WHAT THE TASK ASKS → Your task is to tally the lines of the listing containing the word "Pedido" and report the figure alone.
⟨
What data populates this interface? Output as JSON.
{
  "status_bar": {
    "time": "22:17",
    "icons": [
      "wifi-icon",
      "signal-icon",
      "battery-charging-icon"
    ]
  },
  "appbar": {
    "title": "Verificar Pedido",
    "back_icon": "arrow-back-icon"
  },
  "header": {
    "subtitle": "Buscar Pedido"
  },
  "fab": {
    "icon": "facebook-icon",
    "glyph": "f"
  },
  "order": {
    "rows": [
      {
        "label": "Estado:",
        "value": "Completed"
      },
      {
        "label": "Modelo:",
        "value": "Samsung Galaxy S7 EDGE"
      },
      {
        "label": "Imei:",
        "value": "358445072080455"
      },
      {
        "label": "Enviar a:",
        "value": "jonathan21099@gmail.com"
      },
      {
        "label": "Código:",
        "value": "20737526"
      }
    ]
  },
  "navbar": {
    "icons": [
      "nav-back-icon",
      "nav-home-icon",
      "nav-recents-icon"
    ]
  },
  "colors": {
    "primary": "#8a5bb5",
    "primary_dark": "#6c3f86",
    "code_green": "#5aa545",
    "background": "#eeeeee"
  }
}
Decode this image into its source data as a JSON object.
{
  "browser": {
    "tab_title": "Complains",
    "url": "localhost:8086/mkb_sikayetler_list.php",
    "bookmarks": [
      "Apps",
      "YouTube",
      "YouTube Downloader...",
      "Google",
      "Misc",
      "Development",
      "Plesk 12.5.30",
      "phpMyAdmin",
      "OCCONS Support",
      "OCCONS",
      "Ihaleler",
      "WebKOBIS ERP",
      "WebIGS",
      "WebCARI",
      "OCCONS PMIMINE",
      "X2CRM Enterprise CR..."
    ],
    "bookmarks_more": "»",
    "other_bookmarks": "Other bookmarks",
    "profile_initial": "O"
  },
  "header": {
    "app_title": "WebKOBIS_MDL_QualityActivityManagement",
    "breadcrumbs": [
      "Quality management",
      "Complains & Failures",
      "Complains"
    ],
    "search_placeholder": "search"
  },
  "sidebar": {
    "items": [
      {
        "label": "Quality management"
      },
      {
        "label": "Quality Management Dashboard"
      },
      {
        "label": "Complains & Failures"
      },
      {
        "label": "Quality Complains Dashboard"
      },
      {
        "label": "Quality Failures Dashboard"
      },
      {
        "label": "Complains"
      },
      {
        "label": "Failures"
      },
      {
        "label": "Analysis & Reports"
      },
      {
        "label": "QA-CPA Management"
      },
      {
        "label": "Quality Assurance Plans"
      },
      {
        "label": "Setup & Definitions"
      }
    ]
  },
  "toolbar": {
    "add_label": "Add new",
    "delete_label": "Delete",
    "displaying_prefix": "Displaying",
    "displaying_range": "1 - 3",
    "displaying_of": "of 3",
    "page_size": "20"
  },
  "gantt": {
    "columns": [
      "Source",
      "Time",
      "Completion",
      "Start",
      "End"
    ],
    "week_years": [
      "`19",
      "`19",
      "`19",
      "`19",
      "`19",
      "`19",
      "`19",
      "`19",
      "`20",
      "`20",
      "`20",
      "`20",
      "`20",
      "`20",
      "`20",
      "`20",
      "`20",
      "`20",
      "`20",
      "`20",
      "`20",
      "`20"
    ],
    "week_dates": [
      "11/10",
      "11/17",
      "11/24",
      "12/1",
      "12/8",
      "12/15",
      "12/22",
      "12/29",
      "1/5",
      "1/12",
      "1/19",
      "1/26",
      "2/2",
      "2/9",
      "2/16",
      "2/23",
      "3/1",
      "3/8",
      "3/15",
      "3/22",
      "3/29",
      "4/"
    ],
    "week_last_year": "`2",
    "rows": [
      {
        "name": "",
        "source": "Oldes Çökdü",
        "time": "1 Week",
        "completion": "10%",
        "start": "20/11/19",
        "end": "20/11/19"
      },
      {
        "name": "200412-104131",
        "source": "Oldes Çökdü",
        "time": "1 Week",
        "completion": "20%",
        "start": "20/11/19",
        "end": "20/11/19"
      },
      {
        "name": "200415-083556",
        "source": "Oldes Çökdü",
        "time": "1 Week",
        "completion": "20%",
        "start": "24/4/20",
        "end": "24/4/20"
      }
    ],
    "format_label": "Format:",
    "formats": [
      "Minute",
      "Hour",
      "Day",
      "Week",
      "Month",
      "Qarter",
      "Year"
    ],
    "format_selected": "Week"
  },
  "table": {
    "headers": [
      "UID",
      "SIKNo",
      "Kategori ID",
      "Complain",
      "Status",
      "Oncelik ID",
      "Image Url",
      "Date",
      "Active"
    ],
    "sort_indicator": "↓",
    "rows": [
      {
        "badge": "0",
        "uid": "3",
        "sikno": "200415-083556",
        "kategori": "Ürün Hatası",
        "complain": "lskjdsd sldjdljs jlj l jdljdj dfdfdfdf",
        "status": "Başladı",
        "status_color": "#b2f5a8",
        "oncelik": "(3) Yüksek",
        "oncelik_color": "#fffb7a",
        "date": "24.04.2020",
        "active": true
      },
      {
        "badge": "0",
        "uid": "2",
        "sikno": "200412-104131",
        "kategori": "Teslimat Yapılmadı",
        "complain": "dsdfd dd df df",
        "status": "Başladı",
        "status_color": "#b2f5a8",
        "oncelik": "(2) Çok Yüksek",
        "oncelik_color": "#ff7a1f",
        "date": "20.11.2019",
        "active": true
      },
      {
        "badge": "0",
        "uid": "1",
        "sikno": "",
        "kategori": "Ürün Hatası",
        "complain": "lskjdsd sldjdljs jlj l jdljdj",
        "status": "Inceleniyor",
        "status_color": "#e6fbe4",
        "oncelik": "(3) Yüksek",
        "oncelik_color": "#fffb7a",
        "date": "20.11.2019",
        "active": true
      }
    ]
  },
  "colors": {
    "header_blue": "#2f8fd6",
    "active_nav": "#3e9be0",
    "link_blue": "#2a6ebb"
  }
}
⟩
WRITTEN RESPONSE → 2